Every line that contains the word "ścianie" should be copied out.

═══

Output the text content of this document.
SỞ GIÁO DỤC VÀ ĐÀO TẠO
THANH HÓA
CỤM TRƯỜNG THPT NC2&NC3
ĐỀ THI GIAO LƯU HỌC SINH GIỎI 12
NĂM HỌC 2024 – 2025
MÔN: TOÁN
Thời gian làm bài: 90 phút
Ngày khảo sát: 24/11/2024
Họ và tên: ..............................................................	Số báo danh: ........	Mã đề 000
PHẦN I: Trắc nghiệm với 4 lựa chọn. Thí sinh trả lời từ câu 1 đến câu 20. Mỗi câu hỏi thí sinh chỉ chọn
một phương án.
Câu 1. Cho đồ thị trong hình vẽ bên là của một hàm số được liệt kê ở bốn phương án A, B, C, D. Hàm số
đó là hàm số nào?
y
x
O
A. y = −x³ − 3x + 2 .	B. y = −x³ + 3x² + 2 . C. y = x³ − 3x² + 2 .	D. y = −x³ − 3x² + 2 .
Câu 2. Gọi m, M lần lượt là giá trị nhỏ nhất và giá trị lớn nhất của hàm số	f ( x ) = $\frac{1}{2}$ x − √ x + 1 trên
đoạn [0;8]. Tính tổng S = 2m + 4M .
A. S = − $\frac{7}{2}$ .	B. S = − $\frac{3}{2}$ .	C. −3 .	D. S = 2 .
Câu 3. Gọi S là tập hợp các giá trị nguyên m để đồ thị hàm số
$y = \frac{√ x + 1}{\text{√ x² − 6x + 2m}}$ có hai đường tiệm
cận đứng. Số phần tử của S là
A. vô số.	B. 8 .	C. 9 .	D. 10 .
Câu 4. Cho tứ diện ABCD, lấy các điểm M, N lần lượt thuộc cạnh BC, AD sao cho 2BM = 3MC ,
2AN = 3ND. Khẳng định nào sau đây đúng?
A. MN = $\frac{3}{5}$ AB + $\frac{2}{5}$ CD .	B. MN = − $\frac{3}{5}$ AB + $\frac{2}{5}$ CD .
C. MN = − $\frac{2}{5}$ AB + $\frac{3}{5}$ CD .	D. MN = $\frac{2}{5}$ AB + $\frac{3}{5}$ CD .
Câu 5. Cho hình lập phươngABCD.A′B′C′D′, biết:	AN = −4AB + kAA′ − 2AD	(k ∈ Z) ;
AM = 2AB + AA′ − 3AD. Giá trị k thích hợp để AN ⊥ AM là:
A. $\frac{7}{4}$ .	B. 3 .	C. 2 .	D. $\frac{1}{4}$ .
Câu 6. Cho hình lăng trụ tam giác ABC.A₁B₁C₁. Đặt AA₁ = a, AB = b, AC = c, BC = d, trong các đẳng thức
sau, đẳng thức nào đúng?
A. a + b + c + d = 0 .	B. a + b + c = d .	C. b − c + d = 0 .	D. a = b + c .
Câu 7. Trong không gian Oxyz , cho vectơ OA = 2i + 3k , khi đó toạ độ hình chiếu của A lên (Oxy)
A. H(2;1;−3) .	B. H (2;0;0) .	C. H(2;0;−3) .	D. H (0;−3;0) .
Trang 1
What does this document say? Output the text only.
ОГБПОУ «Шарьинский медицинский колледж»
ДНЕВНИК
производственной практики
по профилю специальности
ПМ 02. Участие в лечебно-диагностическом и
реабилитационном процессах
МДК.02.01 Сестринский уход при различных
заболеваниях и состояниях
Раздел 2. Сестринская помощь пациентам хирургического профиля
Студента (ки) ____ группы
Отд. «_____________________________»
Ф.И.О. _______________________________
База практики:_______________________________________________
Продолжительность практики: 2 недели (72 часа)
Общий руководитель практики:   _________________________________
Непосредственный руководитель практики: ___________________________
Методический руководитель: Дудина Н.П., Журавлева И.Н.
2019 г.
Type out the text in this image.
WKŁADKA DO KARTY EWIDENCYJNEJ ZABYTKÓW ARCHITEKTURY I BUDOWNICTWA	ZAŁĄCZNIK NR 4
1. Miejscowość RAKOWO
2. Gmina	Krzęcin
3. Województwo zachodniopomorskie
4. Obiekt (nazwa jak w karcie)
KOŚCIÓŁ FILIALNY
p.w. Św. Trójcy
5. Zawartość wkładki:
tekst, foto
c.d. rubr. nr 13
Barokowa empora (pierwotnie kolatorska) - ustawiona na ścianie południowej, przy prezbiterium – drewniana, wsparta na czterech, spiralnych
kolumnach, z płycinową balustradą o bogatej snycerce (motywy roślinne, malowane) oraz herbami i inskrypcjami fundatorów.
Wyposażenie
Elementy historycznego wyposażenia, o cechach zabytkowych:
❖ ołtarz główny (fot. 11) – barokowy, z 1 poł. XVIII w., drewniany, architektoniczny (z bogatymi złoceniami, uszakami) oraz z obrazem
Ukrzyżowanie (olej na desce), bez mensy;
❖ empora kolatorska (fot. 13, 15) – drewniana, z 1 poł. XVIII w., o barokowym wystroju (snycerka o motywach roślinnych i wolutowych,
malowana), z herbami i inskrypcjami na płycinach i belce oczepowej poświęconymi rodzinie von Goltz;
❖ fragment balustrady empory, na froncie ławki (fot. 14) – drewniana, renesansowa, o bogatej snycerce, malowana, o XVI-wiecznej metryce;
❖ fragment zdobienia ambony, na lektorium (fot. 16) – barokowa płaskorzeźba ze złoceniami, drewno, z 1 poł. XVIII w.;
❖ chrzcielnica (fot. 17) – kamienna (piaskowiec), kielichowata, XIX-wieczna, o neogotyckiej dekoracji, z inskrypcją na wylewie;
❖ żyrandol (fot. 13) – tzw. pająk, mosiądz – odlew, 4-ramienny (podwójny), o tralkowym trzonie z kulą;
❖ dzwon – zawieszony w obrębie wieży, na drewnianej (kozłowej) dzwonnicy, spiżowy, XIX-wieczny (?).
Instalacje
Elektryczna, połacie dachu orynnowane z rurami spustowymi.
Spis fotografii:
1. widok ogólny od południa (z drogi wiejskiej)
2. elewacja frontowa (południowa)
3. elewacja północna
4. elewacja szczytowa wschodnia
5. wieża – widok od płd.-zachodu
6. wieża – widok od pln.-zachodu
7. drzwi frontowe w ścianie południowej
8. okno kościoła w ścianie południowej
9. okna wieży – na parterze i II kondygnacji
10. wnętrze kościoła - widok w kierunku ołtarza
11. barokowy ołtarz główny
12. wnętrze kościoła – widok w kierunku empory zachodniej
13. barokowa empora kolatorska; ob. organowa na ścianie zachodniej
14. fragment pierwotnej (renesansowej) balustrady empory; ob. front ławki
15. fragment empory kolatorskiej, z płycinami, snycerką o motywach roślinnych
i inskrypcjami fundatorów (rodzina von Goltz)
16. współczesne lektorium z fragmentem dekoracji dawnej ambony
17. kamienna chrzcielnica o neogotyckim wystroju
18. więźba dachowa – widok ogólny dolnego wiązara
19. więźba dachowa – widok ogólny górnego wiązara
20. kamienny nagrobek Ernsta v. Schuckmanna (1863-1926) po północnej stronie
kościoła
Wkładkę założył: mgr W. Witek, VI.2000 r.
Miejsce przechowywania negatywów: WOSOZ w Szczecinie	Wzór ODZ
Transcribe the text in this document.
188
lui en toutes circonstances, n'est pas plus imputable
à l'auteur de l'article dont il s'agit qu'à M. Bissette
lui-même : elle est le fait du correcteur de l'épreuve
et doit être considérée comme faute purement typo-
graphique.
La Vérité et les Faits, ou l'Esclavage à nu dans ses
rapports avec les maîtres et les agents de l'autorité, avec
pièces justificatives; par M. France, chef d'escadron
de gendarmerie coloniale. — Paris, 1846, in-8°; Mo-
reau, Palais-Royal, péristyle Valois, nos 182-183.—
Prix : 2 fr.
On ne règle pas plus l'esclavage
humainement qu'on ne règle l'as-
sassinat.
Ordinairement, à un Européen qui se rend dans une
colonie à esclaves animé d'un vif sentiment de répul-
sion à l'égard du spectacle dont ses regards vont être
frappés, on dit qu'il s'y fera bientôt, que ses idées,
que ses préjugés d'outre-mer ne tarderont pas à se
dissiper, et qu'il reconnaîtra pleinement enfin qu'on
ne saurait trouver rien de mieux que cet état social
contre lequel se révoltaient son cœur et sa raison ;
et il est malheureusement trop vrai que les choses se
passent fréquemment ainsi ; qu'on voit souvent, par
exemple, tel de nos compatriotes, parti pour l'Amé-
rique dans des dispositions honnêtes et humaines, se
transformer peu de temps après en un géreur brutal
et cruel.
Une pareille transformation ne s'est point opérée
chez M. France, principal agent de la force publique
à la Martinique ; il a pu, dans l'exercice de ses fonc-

═══

> **RESULT OF THIS TASK**:
Barokowa empora (pierwotnie kolatorska) - ustawiona na ścianie południowej, przy prezbiterium – drewniana, wsparta na czterech, spiralnych
7. drzwi frontowe w ścianie południowej
8. okno kościoła w ścianie południowej
13. barokowa empora kolatorska; ob. organowa na ścianie zachodniej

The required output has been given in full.